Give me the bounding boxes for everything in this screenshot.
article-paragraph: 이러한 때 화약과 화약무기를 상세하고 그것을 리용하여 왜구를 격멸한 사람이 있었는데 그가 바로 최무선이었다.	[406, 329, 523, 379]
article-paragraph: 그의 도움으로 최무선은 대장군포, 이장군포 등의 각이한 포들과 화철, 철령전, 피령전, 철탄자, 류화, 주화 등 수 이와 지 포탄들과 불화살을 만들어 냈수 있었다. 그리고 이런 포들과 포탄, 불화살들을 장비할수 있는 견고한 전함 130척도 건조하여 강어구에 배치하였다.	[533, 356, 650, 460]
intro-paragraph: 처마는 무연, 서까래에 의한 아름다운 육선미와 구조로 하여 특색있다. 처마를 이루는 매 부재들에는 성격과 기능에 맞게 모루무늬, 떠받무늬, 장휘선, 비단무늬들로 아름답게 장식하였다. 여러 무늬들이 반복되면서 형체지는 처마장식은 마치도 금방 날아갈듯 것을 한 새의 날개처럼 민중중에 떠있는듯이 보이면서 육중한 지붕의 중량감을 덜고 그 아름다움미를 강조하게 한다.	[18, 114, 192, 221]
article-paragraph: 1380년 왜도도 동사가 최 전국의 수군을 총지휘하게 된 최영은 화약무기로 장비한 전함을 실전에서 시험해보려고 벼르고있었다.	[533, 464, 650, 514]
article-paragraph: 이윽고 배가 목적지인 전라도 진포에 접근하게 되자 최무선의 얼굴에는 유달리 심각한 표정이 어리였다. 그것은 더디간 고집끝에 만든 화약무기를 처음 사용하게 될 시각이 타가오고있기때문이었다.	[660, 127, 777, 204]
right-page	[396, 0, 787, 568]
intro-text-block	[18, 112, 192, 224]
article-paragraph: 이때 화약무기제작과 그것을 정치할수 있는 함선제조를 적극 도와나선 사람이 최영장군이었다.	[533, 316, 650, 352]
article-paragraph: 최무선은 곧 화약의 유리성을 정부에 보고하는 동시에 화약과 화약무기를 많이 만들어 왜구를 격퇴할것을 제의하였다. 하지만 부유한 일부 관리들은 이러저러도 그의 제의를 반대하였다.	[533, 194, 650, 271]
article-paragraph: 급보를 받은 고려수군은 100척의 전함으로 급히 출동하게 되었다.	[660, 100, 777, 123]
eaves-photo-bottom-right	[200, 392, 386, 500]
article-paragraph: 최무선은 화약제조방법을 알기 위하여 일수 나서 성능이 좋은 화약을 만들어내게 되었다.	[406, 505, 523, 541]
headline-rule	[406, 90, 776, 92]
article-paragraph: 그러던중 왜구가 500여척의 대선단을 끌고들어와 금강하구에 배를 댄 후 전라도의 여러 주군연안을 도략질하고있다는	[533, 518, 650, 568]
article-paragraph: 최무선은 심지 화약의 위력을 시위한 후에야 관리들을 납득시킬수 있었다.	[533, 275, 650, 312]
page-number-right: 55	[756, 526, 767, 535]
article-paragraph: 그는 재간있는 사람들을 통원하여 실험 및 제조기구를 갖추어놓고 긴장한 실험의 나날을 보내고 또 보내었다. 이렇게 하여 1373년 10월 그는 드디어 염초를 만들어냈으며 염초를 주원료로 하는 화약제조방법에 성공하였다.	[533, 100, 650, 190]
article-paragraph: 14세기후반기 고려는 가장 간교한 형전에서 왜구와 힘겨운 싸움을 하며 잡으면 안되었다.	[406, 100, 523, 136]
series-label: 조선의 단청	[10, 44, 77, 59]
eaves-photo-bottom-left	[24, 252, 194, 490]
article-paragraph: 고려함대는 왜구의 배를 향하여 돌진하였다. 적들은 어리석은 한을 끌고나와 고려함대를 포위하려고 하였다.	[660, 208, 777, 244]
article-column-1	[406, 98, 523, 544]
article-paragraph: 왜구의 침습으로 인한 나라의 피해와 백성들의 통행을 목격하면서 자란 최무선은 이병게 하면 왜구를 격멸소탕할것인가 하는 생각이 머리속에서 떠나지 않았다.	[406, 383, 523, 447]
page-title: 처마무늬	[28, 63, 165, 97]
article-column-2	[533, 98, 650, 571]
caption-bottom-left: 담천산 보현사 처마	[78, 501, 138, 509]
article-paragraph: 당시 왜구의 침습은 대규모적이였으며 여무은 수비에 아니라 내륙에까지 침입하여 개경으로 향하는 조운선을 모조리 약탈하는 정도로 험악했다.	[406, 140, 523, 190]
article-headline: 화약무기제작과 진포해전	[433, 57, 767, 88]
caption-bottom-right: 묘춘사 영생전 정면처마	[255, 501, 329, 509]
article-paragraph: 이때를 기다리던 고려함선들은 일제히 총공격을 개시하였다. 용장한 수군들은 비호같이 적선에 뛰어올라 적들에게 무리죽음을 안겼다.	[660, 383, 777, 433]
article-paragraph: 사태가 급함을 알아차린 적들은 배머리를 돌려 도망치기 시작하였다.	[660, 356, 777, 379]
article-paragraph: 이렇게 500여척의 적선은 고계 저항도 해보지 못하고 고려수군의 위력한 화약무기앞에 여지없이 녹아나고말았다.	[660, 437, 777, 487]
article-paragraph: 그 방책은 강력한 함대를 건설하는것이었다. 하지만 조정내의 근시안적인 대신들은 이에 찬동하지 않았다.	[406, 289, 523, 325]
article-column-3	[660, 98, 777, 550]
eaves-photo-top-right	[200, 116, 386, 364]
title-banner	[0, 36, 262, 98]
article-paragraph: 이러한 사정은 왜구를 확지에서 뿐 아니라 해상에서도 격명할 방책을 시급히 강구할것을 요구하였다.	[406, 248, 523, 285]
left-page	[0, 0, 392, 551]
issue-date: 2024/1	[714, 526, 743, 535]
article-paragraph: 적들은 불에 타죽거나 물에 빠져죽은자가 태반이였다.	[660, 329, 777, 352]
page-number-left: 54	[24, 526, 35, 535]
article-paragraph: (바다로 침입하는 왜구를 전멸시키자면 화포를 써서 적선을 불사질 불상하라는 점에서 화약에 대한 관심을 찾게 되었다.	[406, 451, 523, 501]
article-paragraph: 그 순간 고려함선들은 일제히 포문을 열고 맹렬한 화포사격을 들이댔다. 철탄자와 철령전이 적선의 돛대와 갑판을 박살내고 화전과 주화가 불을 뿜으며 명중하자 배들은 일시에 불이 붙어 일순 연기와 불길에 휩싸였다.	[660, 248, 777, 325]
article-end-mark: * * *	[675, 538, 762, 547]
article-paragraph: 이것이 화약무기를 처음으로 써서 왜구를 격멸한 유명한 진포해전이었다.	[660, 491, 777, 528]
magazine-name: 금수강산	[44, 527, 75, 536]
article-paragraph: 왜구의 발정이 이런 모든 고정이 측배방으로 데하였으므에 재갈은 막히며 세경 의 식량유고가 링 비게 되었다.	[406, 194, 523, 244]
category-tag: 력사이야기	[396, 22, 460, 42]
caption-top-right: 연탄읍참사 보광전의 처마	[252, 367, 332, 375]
+++
Problem statement: Reproduce the lines from the start of the lines above through the line containing "article-paragraph: 그의 도움으로", including both ends.

Written response:
Give me the bounding boxes for everything in this screenshot.
article-paragraph: 이러한 때 화약과 화약무기를 상세하고 그것을 리용하여 왜구를 격멸한 사람이 있었는데 그가 바로 최무선이었다.	[406, 329, 523, 379]
article-paragraph: 그의 도움으로 최무선은 대장군포, 이장군포 등의 각이한 포들과 화철, 철령전, 피령전, 철탄자, 류화, 주화 등 수 이와 지 포탄들과 불화살을 만들어 냈수 있었다. 그리고 이런 포들과 포탄, 불화살들을 장비할수 있는 견고한 전함 130척도 건조하여 강어구에 배치하였다.	[533, 356, 650, 460]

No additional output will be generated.